WORK TO DO:
Type out every line below exactly as it reads.

PROVIDED ENTRIES:
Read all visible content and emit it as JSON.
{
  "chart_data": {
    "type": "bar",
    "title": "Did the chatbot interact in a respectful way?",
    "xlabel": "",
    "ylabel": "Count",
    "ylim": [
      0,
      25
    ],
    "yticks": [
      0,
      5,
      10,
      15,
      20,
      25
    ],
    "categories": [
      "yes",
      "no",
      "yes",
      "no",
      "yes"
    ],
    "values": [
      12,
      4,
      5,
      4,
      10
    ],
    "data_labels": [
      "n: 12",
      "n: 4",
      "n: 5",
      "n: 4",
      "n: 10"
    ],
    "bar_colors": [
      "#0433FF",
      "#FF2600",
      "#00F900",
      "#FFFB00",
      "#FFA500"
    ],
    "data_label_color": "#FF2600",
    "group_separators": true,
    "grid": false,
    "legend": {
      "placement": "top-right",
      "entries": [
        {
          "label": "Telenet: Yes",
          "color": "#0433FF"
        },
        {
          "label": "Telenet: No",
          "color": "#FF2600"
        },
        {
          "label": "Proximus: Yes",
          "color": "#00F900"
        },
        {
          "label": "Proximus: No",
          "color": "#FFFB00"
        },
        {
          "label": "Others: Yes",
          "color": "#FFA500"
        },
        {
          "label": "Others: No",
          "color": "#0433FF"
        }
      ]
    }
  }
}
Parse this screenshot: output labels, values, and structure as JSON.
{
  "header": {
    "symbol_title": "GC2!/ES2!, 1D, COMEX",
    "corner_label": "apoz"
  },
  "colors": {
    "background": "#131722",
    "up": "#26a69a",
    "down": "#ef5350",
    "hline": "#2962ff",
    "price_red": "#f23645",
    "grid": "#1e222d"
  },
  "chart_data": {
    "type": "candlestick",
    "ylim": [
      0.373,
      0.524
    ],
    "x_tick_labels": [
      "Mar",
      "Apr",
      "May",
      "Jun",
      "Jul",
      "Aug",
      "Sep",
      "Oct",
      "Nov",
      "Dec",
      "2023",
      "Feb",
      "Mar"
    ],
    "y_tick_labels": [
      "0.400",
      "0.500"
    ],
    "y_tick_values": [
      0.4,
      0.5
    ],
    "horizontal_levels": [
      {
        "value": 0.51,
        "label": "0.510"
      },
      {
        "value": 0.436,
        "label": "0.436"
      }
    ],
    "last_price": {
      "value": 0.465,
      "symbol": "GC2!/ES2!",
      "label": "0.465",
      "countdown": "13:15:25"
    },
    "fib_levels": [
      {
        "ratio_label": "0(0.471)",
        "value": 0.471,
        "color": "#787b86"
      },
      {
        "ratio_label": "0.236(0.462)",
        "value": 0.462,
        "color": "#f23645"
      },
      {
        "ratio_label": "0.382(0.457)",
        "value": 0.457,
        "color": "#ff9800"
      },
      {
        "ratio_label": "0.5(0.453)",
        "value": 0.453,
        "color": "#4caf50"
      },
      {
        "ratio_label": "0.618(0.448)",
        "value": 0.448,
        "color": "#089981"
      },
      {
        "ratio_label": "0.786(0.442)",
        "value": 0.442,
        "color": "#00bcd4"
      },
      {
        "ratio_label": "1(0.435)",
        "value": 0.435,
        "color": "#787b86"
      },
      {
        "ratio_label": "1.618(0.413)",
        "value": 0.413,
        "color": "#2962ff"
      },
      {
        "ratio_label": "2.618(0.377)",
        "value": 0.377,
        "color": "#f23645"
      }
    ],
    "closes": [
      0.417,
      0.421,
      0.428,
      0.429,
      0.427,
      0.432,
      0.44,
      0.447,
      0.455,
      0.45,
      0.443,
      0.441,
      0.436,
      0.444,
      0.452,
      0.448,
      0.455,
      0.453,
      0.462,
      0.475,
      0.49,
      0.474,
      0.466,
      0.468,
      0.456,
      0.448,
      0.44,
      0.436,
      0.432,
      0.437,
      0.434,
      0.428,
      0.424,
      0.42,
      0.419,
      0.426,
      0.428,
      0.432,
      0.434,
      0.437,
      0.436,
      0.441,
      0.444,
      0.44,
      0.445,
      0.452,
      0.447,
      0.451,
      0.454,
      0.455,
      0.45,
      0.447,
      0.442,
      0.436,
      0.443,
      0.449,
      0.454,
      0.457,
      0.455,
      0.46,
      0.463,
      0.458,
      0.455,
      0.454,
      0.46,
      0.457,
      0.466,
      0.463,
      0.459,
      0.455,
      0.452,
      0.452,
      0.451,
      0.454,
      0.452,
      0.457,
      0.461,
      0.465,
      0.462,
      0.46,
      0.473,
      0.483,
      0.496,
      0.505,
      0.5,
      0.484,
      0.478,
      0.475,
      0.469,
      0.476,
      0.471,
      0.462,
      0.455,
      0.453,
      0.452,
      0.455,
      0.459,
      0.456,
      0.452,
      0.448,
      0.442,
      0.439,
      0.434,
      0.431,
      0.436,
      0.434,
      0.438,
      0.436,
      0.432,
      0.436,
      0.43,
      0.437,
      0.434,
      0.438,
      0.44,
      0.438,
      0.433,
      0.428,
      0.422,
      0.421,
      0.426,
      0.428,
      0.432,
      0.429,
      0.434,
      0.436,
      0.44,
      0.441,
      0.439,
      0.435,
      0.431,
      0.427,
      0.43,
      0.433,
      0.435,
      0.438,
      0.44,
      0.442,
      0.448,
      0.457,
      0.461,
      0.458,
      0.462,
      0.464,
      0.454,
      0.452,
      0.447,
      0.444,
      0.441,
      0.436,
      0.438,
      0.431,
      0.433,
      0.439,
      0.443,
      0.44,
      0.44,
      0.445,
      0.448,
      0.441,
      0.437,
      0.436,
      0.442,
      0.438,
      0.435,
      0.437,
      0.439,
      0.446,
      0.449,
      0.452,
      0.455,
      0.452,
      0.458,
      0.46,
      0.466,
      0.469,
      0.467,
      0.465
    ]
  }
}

SOLUTION FOR THIS PROBLEM:
Read all visible content and emit it as JSON.
{
  "chart_data": {
    "type": "bar",
    "title": "Did the chatbot interact in a respectful way?",
    "xlabel": "",
    "ylabel": "Count",
    "ylim": [
      0,
      25
    ],
    "yticks": [
      0,
      5,
      10,
      15,
      20,
      25
    ],
    "categories": [
      "yes",
      "no",
      "yes",
      "no",
      "yes"
    ],
    "values": [
      12,
      4,
      5,
      4,
      10
    ],
    "data_labels": [
      "n: 12",
      "n: 4",
      "n: 5",
      "n: 4",
      "n: 10"
    ],
    "bar_colors": [
      "#0433FF",
      "#FF2600",
      "#00F900",
      "#FFFB00",
      "#FFA500"
    ],
    "data_label_color": "#FF2600",
    "group_separators": true,
    "grid": false,
    "legend": {
      "placement": "top-right",
      "entries": [
        {
          "label": "Telenet: Yes",
          "color": "#0433FF"
        },
        {
          "label": "Telenet: No",
          "color": "#FF2600"
        },
        {
          "label": "Proximus: Yes",
          "color": "#00F900"
        },
        {
          "label": "Proximus: No",
          "color": "#FFFB00"
        },
        {
          "label": "Others: Yes",
          "color": "#FFA500"
        },
        {
          "label": "Others: No",
          "color": "#0433FF"
        }
      ]
    }
  }
}
Parse this screenshot: output labels, values, and structure as JSON.
{
  "header": {
    "symbol_title": "GC2!/ES2!, 1D, COMEX",
    "corner_label": "apoz"
  },
  "colors": {
    "background": "#131722",
    "up": "#26a69a",
    "down": "#ef5350",
    "hline": "#2962ff",
    "price_red": "#f23645",
    "grid": "#1e222d"
  },
  "chart_data": {
    "type": "candlestick",
    "ylim": [
      0.373,
      0.524
    ],
    "x_tick_labels": [
      "Mar",
      "Apr",
      "May",
      "Jun",
      "Jul",
      "Aug",
      "Sep",
      "Oct",
      "Nov",
      "Dec",
      "2023",
      "Feb",
      "Mar"
    ],
    "y_tick_labels": [
      "0.400",
      "0.500"
    ],
    "y_tick_values": [
      0.4,
      0.5
    ],
    "horizontal_levels": [
      {
        "value": 0.51,
        "label": "0.510"
      },
      {
        "value": 0.436,
        "label": "0.436"
      }
    ],
    "last_price": {
      "value": 0.465,
      "symbol": "GC2!/ES2!",
      "label": "0.465",
      "countdown": "13:15:25"
    },
    "fib_levels": [
      {
        "ratio_label": "0(0.471)",
        "value": 0.471,
        "color": "#787b86"
      },
      {
        "ratio_label": "0.236(0.462)",
        "value": 0.462,
        "color": "#f23645"
      },
      {
        "ratio_label": "0.382(0.457)",
        "value": 0.457,
        "color": "#ff9800"
      },
      {
        "ratio_label": "0.5(0.453)",
        "value": 0.453,
        "color": "#4caf50"
      },
      {
        "ratio_label": "0.618(0.448)",
        "value": 0.448,
        "color": "#089981"
      },
      {
        "ratio_label": "0.786(0.442)",
        "value": 0.442,
        "color": "#00bcd4"
      },
      {
        "ratio_label": "1(0.435)",
        "value": 0.435,
        "color": "#787b86"
      },
      {
        "ratio_label": "1.618(0.413)",
        "value": 0.413,
        "color": "#2962ff"
      },
      {
        "ratio_label": "2.618(0.377)",
        "value": 0.377,
        "color": "#f23645"
      }
    ],
    "closes": [
      0.417,
      0.421,
      0.428,
      0.429,
      0.427,
      0.432,
      0.44,
      0.447,
      0.455,
      0.45,
      0.443,
      0.441,
      0.436,
      0.444,
      0.452,
      0.448,
      0.455,
      0.453,
      0.462,
      0.475,
      0.49,
      0.474,
      0.466,
      0.468,
      0.456,
      0.448,
      0.44,
      0.436,
      0.432,
      0.437,
      0.434,
      0.428,
      0.424,
      0.42,
      0.419,
      0.426,
      0.428,
      0.432,
      0.434,
      0.437,
      0.436,
      0.441,
      0.444,
      0.44,
      0.445,
      0.452,
      0.447,
      0.451,
      0.454,
      0.455,
      0.45,
      0.447,
      0.442,
      0.436,
      0.443,
      0.449,
      0.454,
      0.457,
      0.455,
      0.46,
      0.463,
      0.458,
      0.455,
      0.454,
      0.46,
      0.457,
      0.466,
      0.463,
      0.459,
      0.455,
      0.452,
      0.452,
      0.451,
      0.454,
      0.452,
      0.457,
      0.461,
      0.465,
      0.462,
      0.46,
      0.473,
      0.483,
      0.496,
      0.505,
      0.5,
      0.484,
      0.478,
      0.475,
      0.469,
      0.476,
      0.471,
      0.462,
      0.455,
      0.453,
      0.452,
      0.455,
      0.459,
      0.456,
      0.452,
      0.448,
      0.442,
      0.439,
      0.434,
      0.431,
      0.436,
      0.434,
      0.438,
      0.436,
      0.432,
      0.436,
      0.43,
      0.437,
      0.434,
      0.438,
      0.44,
      0.438,
      0.433,
      0.428,
      0.422,
      0.421,
      0.426,
      0.428,
      0.432,
      0.429,
      0.434,
      0.436,
      0.44,
      0.441,
      0.439,
      0.435,
      0.431,
      0.427,
      0.43,
      0.433,
      0.435,
      0.438,
      0.44,
      0.442,
      0.448,
      0.457,
      0.461,
      0.458,
      0.462,
      0.464,
      0.454,
      0.452,
      0.447,
      0.444,
      0.441,
      0.436,
      0.438,
      0.431,
      0.433,
      0.439,
      0.443,
      0.44,
      0.44,
      0.445,
      0.448,
      0.441,
      0.437,
      0.436,
      0.442,
      0.438,
      0.435,
      0.437,
      0.439,
      0.446,
      0.449,
      0.452,
      0.455,
      0.452,
      0.458,
      0.46,
      0.466,
      0.469,
      0.467,
      0.465
    ]
  }
}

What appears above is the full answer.